What the exercise asks:
Repeat all of the records verbatim.

Material supplied:
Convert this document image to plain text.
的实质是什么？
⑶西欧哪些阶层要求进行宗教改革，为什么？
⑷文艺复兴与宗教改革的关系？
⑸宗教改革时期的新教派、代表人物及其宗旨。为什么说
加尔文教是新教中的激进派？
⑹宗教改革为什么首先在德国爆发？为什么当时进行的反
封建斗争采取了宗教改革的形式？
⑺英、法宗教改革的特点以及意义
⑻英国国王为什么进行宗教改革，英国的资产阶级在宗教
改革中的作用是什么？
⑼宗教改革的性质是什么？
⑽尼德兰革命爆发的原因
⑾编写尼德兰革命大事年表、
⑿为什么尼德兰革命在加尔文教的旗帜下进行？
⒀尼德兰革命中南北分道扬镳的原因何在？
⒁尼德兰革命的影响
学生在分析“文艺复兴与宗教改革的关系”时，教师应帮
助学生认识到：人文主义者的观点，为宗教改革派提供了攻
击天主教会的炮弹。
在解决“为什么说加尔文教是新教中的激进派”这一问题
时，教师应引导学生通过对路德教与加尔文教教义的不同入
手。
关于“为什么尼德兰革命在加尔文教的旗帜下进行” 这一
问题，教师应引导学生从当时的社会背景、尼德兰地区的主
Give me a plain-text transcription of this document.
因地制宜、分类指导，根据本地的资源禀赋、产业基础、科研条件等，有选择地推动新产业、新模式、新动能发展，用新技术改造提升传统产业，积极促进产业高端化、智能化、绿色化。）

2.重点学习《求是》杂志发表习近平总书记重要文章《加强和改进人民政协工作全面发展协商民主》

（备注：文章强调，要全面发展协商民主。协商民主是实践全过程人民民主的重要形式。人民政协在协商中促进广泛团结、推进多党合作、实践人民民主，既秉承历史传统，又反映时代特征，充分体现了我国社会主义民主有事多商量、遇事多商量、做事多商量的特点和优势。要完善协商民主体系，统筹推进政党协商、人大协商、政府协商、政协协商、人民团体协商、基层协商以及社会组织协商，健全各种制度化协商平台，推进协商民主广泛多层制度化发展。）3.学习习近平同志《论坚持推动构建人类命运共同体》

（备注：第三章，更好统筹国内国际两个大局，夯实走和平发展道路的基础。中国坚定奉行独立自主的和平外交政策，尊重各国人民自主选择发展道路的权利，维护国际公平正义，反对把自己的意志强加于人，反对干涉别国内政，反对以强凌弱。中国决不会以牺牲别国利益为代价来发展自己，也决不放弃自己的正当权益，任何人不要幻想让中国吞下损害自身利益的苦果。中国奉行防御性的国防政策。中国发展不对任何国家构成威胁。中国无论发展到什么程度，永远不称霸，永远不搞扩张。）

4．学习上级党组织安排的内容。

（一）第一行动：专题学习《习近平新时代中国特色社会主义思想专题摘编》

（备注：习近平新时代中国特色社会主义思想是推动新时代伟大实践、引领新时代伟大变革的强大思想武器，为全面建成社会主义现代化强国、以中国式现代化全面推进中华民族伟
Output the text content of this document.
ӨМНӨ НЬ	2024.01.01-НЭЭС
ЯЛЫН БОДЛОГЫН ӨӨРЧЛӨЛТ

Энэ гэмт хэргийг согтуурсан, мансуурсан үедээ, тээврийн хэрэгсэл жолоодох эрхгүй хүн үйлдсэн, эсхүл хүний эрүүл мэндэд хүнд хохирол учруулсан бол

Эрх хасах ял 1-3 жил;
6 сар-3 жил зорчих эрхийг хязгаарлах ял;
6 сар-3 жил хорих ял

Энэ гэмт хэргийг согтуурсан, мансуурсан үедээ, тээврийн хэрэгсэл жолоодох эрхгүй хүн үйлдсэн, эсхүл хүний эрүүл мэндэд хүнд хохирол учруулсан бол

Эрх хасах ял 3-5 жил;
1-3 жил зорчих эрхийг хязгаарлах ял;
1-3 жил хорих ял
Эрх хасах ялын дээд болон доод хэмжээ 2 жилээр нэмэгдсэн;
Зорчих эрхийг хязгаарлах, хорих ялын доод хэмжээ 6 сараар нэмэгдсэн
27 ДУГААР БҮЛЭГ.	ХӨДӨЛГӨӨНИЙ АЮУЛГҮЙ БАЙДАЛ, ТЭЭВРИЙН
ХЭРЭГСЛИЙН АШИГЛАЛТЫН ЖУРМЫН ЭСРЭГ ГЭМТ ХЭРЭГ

Response to the task:
Convert this document image to plain text.
的实质是什么？
⑶西欧哪些阶层要求进行宗教改革，为什么？
⑷文艺复兴与宗教改革的关系？
⑸宗教改革时期的新教派、代表人物及其宗旨。为什么说
加尔文教是新教中的激进派？
⑹宗教改革为什么首先在德国爆发？为什么当时进行的反
封建斗争采取了宗教改革的形式？
⑺英、法宗教改革的特点以及意义
⑻英国国王为什么进行宗教改革，英国的资产阶级在宗教
改革中的作用是什么？
⑼宗教改革的性质是什么？
⑽尼德兰革命爆发的原因
⑾编写尼德兰革命大事年表、
⑿为什么尼德兰革命在加尔文教的旗帜下进行？
⒀尼德兰革命中南北分道扬镳的原因何在？
⒁尼德兰革命的影响
学生在分析“文艺复兴与宗教改革的关系”时，教师应帮
助学生认识到：人文主义者的观点，为宗教改革派提供了攻
击天主教会的炮弹。
在解决“为什么说加尔文教是新教中的激进派”这一问题
时，教师应引导学生通过对路德教与加尔文教教义的不同入
手。
关于“为什么尼德兰革命在加尔文教的旗帜下进行” 这一
问题，教师应引导学生从当时的社会背景、尼德兰地区的主
Give me a plain-text transcription of this document.
因地制宜、分类指导，根据本地的资源禀赋、产业基础、科研条件等，有选择地推动新产业、新模式、新动能发展，用新技术改造提升传统产业，积极促进产业高端化、智能化、绿色化。）

2.重点学习《求是》杂志发表习近平总书记重要文章《加强和改进人民政协工作全面发展协商民主》

（备注：文章强调，要全面发展协商民主。协商民主是实践全过程人民民主的重要形式。人民政协在协商中促进广泛团结、推进多党合作、实践人民民主，既秉承历史传统，又反映时代特征，充分体现了我国社会主义民主有事多商量、遇事多商量、做事多商量的特点和优势。要完善协商民主体系，统筹推进政党协商、人大协商、政府协商、政协协商、人民团体协商、基层协商以及社会组织协商，健全各种制度化协商平台，推进协商民主广泛多层制度化发展。）3.学习习近平同志《论坚持推动构建人类命运共同体》

（备注：第三章，更好统筹国内国际两个大局，夯实走和平发展道路的基础。中国坚定奉行独立自主的和平外交政策，尊重各国人民自主选择发展道路的权利，维护国际公平正义，反对把自己的意志强加于人，反对干涉别国内政，反对以强凌弱。中国决不会以牺牲别国利益为代价来发展自己，也决不放弃自己的正当权益，任何人不要幻想让中国吞下损害自身利益的苦果。中国奉行防御性的国防政策。中国发展不对任何国家构成威胁。中国无论发展到什么程度，永远不称霸，永远不搞扩张。）

4．学习上级党组织安排的内容。

（一）第一行动：专题学习《习近平新时代中国特色社会主义思想专题摘编》

（备注：习近平新时代中国特色社会主义思想是推动新时代伟大实践、引领新时代伟大变革的强大思想武器，为全面建成社会主义现代化强国、以中国式现代化全面推进中华民族伟
Output the text content of this document.
ӨМНӨ НЬ	2024.01.01-НЭЭС
ЯЛЫН БОДЛОГЫН ӨӨРЧЛӨЛТ

Энэ гэмт хэргийг согтуурсан, мансуурсан үедээ, тээврийн хэрэгсэл жолоодох эрхгүй хүн үйлдсэн, эсхүл хүний эрүүл мэндэд хүнд хохирол учруулсан бол

Эрх хасах ял 1-3 жил;
6 сар-3 жил зорчих эрхийг хязгаарлах ял;
6 сар-3 жил хорих ял

Энэ гэмт хэргийг согтуурсан, мансуурсан үедээ, тээврийн хэрэгсэл жолоодох эрхгүй хүн үйлдсэн, эсхүл хүний эрүүл мэндэд хүнд хохирол учруулсан бол

Эрх хасах ял 3-5 жил;
1-3 жил зорчих эрхийг хязгаарлах ял;
1-3 жил хорих ял
Эрх хасах ялын дээд болон доод хэмжээ 2 жилээр нэмэгдсэн;
Зорчих эрхийг хязгаарлах, хорих ялын доод хэмжээ 6 сараар нэмэгдсэн
27 ДУГААР БҮЛЭГ.	ХӨДӨЛГӨӨНИЙ АЮУЛГҮЙ БАЙДАЛ, ТЭЭВРИЙН
ХЭРЭГСЛИЙН АШИГЛАЛТЫН ЖУРМЫН ЭСРЭГ ГЭМТ ХЭРЭГ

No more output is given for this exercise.